- [Task]:
Wherever the word "germanic" appears in a line, copy that line.

- [Dataset records]:

━━━━━━━━━━━━━━━━

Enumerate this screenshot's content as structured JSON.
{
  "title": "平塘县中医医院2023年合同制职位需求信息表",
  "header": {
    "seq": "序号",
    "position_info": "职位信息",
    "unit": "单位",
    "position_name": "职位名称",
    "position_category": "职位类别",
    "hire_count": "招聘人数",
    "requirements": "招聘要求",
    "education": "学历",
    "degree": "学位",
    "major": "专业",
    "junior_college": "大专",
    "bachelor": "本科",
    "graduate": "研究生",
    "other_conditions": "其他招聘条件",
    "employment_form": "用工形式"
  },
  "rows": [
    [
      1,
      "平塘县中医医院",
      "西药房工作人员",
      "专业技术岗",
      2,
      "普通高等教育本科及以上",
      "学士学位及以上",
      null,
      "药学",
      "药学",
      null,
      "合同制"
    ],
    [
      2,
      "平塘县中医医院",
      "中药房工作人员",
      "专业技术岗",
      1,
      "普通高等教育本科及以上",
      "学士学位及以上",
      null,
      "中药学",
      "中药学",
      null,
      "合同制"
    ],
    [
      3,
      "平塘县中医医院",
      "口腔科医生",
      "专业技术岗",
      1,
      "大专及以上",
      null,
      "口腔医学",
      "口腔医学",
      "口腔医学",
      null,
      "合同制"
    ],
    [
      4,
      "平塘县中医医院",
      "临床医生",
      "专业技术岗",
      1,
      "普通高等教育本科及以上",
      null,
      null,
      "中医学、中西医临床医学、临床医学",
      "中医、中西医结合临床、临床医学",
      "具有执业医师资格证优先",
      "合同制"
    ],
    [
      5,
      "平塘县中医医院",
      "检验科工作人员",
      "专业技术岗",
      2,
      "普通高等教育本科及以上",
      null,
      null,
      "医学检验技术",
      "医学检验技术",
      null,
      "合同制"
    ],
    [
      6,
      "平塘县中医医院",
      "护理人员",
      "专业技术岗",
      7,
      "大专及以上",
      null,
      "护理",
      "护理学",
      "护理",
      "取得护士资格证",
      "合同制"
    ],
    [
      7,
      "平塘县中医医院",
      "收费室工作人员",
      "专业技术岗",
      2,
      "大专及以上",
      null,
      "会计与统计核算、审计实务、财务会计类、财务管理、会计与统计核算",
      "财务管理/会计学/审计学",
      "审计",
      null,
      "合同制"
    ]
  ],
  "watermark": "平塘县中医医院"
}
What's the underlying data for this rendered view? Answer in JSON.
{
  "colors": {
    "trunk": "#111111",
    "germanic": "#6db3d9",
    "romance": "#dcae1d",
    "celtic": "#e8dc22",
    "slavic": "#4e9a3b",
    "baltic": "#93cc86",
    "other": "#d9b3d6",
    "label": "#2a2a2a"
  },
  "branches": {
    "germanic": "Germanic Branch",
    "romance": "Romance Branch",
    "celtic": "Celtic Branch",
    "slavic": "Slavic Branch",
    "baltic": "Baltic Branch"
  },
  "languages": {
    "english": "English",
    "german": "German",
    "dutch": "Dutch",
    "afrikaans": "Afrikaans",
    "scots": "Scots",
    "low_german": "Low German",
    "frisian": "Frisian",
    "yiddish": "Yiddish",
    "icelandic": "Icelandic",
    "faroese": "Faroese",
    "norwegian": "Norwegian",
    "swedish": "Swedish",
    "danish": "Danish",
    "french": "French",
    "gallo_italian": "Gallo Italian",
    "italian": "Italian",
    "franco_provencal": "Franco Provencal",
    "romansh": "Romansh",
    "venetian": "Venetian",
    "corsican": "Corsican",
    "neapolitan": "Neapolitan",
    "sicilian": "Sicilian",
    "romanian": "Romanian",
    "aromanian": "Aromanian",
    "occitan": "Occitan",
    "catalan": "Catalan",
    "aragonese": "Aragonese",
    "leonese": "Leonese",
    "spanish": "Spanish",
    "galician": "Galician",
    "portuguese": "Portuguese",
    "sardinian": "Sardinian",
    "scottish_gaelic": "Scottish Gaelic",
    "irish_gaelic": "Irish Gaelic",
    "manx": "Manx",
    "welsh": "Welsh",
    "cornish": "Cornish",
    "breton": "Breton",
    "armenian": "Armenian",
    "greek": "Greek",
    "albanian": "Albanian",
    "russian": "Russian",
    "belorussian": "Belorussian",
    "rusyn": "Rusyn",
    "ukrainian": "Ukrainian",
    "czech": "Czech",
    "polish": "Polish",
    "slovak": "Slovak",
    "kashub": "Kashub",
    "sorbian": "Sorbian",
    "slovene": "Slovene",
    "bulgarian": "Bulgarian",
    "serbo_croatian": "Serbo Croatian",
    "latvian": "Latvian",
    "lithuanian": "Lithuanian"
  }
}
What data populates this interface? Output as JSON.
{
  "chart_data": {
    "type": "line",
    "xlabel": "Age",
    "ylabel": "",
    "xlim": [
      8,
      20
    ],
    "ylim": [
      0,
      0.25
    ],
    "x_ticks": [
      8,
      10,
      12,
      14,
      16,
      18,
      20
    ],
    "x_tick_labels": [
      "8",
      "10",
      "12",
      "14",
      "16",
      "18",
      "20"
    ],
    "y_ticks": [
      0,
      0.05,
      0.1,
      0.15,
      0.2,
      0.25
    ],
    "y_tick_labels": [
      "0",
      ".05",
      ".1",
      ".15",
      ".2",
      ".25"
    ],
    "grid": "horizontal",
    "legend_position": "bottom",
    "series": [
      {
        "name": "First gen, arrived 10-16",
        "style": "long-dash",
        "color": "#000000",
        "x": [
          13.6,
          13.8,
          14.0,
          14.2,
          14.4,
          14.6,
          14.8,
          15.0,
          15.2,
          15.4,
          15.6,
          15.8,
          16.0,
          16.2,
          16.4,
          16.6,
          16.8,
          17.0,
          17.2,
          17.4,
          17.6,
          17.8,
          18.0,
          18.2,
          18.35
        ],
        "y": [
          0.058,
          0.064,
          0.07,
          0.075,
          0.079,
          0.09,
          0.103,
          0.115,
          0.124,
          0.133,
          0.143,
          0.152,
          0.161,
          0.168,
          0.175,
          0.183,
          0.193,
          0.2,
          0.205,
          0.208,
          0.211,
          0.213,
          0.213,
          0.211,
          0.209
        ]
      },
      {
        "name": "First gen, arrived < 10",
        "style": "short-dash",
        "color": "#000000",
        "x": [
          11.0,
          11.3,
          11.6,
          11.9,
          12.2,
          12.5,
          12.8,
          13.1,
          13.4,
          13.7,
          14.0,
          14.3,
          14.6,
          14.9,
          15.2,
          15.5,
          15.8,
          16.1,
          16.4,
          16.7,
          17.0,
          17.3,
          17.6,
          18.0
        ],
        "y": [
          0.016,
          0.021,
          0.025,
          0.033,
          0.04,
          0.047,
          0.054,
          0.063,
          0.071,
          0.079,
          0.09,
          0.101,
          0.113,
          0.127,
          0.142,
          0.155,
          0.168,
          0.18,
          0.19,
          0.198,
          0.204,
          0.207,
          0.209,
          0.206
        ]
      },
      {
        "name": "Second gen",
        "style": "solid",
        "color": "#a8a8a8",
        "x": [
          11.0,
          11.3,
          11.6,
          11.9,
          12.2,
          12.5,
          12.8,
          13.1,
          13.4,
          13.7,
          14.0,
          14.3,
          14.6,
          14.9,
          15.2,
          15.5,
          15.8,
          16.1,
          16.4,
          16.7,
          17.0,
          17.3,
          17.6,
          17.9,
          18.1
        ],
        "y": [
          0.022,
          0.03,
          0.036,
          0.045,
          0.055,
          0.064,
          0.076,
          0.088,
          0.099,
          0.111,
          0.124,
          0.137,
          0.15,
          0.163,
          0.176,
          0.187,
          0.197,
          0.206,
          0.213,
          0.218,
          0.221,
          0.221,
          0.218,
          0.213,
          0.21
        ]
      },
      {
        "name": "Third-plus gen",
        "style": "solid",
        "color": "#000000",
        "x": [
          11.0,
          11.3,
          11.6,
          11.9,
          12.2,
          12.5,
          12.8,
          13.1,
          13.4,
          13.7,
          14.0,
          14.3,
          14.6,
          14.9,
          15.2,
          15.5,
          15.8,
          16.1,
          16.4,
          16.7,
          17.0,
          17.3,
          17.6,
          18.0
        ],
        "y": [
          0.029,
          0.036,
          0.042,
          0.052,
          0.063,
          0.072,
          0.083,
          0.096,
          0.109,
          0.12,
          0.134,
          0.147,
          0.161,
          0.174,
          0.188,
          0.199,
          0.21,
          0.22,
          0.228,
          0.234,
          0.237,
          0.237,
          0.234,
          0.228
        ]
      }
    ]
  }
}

━━━━━━━━━━━━━━━━

- [Completed task]:
    "germanic": "#6db3d9",
    "germanic": "Germanic Branch",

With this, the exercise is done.